WHAT YOU HAVE TO DO »
Beneath this task is a listing; retype all of it exactly.

## begin

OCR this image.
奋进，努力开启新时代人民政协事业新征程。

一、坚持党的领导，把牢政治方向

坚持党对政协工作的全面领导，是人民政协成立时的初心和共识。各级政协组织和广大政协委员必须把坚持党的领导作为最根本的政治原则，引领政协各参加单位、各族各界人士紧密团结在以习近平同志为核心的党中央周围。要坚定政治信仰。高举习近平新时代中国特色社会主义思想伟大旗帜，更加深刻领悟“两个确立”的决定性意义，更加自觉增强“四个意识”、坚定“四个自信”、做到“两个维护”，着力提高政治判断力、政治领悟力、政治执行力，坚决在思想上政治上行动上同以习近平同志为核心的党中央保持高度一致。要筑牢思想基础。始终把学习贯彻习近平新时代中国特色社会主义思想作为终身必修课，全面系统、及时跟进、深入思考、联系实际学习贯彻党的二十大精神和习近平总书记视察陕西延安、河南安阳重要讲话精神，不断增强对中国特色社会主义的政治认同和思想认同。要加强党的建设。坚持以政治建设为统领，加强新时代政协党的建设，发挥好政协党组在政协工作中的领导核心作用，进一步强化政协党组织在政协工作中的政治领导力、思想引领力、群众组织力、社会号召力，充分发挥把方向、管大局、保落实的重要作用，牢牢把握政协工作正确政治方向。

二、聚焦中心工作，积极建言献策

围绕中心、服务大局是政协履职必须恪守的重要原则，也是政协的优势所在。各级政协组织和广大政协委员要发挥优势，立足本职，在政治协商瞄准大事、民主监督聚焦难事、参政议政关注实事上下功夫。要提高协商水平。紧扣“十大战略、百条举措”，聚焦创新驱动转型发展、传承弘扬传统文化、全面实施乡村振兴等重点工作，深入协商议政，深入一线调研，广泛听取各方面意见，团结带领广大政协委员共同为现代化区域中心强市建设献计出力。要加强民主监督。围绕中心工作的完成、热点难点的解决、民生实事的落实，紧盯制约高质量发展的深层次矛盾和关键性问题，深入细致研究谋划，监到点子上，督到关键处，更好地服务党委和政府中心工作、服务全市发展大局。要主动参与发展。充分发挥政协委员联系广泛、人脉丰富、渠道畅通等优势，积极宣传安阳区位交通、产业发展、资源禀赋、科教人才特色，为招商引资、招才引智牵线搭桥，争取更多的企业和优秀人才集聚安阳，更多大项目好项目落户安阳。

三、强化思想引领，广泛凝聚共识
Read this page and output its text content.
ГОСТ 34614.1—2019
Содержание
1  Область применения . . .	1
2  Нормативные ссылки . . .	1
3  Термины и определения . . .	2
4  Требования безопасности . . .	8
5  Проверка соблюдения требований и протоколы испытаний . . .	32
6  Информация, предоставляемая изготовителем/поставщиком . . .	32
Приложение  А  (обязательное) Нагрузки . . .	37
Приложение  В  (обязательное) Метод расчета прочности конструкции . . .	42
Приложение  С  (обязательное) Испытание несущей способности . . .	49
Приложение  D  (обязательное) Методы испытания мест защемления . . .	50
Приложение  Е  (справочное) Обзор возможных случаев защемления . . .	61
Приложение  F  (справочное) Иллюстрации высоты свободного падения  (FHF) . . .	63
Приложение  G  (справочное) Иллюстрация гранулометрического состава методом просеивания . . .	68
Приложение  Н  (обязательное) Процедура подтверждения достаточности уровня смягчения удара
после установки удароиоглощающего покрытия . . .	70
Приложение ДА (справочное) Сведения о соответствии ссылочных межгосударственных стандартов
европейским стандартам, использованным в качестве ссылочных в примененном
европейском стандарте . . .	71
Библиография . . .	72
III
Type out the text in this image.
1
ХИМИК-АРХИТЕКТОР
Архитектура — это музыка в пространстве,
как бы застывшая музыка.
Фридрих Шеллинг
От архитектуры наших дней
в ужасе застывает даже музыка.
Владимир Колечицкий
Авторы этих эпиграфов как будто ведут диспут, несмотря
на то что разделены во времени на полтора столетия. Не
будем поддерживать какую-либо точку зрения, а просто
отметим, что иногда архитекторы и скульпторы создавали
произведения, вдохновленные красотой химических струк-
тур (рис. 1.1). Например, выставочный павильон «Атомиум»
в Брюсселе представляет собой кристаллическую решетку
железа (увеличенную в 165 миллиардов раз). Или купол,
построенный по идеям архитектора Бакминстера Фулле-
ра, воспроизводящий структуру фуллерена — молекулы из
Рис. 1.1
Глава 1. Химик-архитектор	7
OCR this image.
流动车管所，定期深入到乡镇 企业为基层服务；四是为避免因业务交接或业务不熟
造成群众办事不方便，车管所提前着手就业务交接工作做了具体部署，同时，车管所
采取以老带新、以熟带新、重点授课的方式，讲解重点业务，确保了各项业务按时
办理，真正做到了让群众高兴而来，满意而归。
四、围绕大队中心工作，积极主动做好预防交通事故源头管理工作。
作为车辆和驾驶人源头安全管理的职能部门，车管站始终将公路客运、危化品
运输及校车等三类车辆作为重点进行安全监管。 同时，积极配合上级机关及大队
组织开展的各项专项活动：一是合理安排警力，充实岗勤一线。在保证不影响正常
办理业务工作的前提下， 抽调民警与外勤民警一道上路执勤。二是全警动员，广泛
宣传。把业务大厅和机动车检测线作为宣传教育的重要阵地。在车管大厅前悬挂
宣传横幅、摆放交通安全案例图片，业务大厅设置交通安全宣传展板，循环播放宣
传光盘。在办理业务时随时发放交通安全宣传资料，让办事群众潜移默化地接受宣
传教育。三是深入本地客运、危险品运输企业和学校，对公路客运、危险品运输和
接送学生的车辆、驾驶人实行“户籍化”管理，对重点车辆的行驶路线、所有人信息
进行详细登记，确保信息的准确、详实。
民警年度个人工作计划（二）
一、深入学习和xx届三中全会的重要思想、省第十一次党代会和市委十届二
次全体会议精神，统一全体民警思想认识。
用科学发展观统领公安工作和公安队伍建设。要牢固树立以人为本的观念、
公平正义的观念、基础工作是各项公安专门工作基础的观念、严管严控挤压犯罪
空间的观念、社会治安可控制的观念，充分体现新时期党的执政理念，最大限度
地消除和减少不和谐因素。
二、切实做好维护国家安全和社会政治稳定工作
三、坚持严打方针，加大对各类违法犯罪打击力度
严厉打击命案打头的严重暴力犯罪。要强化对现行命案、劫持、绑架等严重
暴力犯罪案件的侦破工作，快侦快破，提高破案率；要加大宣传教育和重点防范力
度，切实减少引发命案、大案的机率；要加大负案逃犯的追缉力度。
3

## end

WRITTEN RESPONSE »
OCR this image.
奋进，努力开启新时代人民政协事业新征程。

一、坚持党的领导，把牢政治方向

坚持党对政协工作的全面领导，是人民政协成立时的初心和共识。各级政协组织和广大政协委员必须把坚持党的领导作为最根本的政治原则，引领政协各参加单位、各族各界人士紧密团结在以习近平同志为核心的党中央周围。要坚定政治信仰。高举习近平新时代中国特色社会主义思想伟大旗帜，更加深刻领悟“两个确立”的决定性意义，更加自觉增强“四个意识”、坚定“四个自信”、做到“两个维护”，着力提高政治判断力、政治领悟力、政治执行力，坚决在思想上政治上行动上同以习近平同志为核心的党中央保持高度一致。要筑牢思想基础。始终把学习贯彻习近平新时代中国特色社会主义思想作为终身必修课，全面系统、及时跟进、深入思考、联系实际学习贯彻党的二十大精神和习近平总书记视察陕西延安、河南安阳重要讲话精神，不断增强对中国特色社会主义的政治认同和思想认同。要加强党的建设。坚持以政治建设为统领，加强新时代政协党的建设，发挥好政协党组在政协工作中的领导核心作用，进一步强化政协党组织在政协工作中的政治领导力、思想引领力、群众组织力、社会号召力，充分发挥把方向、管大局、保落实的重要作用，牢牢把握政协工作正确政治方向。

二、聚焦中心工作，积极建言献策

围绕中心、服务大局是政协履职必须恪守的重要原则，也是政协的优势所在。各级政协组织和广大政协委员要发挥优势，立足本职，在政治协商瞄准大事、民主监督聚焦难事、参政议政关注实事上下功夫。要提高协商水平。紧扣“十大战略、百条举措”，聚焦创新驱动转型发展、传承弘扬传统文化、全面实施乡村振兴等重点工作，深入协商议政，深入一线调研，广泛听取各方面意见，团结带领广大政协委员共同为现代化区域中心强市建设献计出力。要加强民主监督。围绕中心工作的完成、热点难点的解决、民生实事的落实，紧盯制约高质量发展的深层次矛盾和关键性问题，深入细致研究谋划，监到点子上，督到关键处，更好地服务党委和政府中心工作、服务全市发展大局。要主动参与发展。充分发挥政协委员联系广泛、人脉丰富、渠道畅通等优势，积极宣传安阳区位交通、产业发展、资源禀赋、科教人才特色，为招商引资、招才引智牵线搭桥，争取更多的企业和优秀人才集聚安阳，更多大项目好项目落户安阳。

三、强化思想引领，广泛凝聚共识
Read this page and output its text content.
ГОСТ 34614.1—2019
Содержание
1  Область применения . . .	1
2  Нормативные ссылки . . .	1
3  Термины и определения . . .	2
4  Требования безопасности . . .	8
5  Проверка соблюдения требований и протоколы испытаний . . .	32
6  Информация, предоставляемая изготовителем/поставщиком . . .	32
Приложение  А  (обязательное) Нагрузки . . .	37
Приложение  В  (обязательное) Метод расчета прочности конструкции . . .	42
Приложение  С  (обязательное) Испытание несущей способности . . .	49
Приложение  D  (обязательное) Методы испытания мест защемления . . .	50
Приложение  Е  (справочное) Обзор возможных случаев защемления . . .	61
Приложение  F  (справочное) Иллюстрации высоты свободного падения  (FHF) . . .	63
Приложение  G  (справочное) Иллюстрация гранулометрического состава методом просеивания . . .	68
Приложение  Н  (обязательное) Процедура подтверждения достаточности уровня смягчения удара
после установки удароиоглощающего покрытия . . .	70
Приложение ДА (справочное) Сведения о соответствии ссылочных межгосударственных стандартов
европейским стандартам, использованным в качестве ссылочных в примененном
европейском стандарте . . .	71
Библиография . . .	72
III
Type out the text in this image.
1
ХИМИК-АРХИТЕКТОР
Архитектура — это музыка в пространстве,
как бы застывшая музыка.
Фридрих Шеллинг
От архитектуры наших дней
в ужасе застывает даже музыка.
Владимир Колечицкий
Авторы этих эпиграфов как будто ведут диспут, несмотря
на то что разделены во времени на полтора столетия. Не
будем поддерживать какую-либо точку зрения, а просто
отметим, что иногда архитекторы и скульпторы создавали
произведения, вдохновленные красотой химических струк-
тур (рис. 1.1). Например, выставочный павильон «Атомиум»
в Брюсселе представляет собой кристаллическую решетку
железа (увеличенную в 165 миллиардов раз). Или купол,
построенный по идеям архитектора Бакминстера Фулле-
ра, воспроизводящий структуру фуллерена — молекулы из
Рис. 1.1
Глава 1. Химик-архитектор	7
OCR this image.
流动车管所，定期深入到乡镇 企业为基层服务；四是为避免因业务交接或业务不熟
造成群众办事不方便，车管所提前着手就业务交接工作做了具体部署，同时，车管所
采取以老带新、以熟带新、重点授课的方式，讲解重点业务，确保了各项业务按时
办理，真正做到了让群众高兴而来，满意而归。
四、围绕大队中心工作，积极主动做好预防交通事故源头管理工作。
作为车辆和驾驶人源头安全管理的职能部门，车管站始终将公路客运、危化品
运输及校车等三类车辆作为重点进行安全监管。 同时，积极配合上级机关及大队
组织开展的各项专项活动：一是合理安排警力，充实岗勤一线。在保证不影响正常
办理业务工作的前提下， 抽调民警与外勤民警一道上路执勤。二是全警动员，广泛
宣传。把业务大厅和机动车检测线作为宣传教育的重要阵地。在车管大厅前悬挂
宣传横幅、摆放交通安全案例图片，业务大厅设置交通安全宣传展板，循环播放宣
传光盘。在办理业务时随时发放交通安全宣传资料，让办事群众潜移默化地接受宣
传教育。三是深入本地客运、危险品运输企业和学校，对公路客运、危险品运输和
接送学生的车辆、驾驶人实行“户籍化”管理，对重点车辆的行驶路线、所有人信息
进行详细登记，确保信息的准确、详实。
民警年度个人工作计划（二）
一、深入学习和xx届三中全会的重要思想、省第十一次党代会和市委十届二
次全体会议精神，统一全体民警思想认识。
用科学发展观统领公安工作和公安队伍建设。要牢固树立以人为本的观念、
公平正义的观念、基础工作是各项公安专门工作基础的观念、严管严控挤压犯罪
空间的观念、社会治安可控制的观念，充分体现新时期党的执政理念，最大限度
地消除和减少不和谐因素。
二、切实做好维护国家安全和社会政治稳定工作
三、坚持严打方针，加大对各类违法犯罪打击力度
严厉打击命案打头的严重暴力犯罪。要强化对现行命案、劫持、绑架等严重
暴力犯罪案件的侦破工作，快侦快破，提高破案率；要加大宣传教育和重点防范力
度，切实减少引发命案、大案的机率；要加大负案逃犯的追缉力度。
3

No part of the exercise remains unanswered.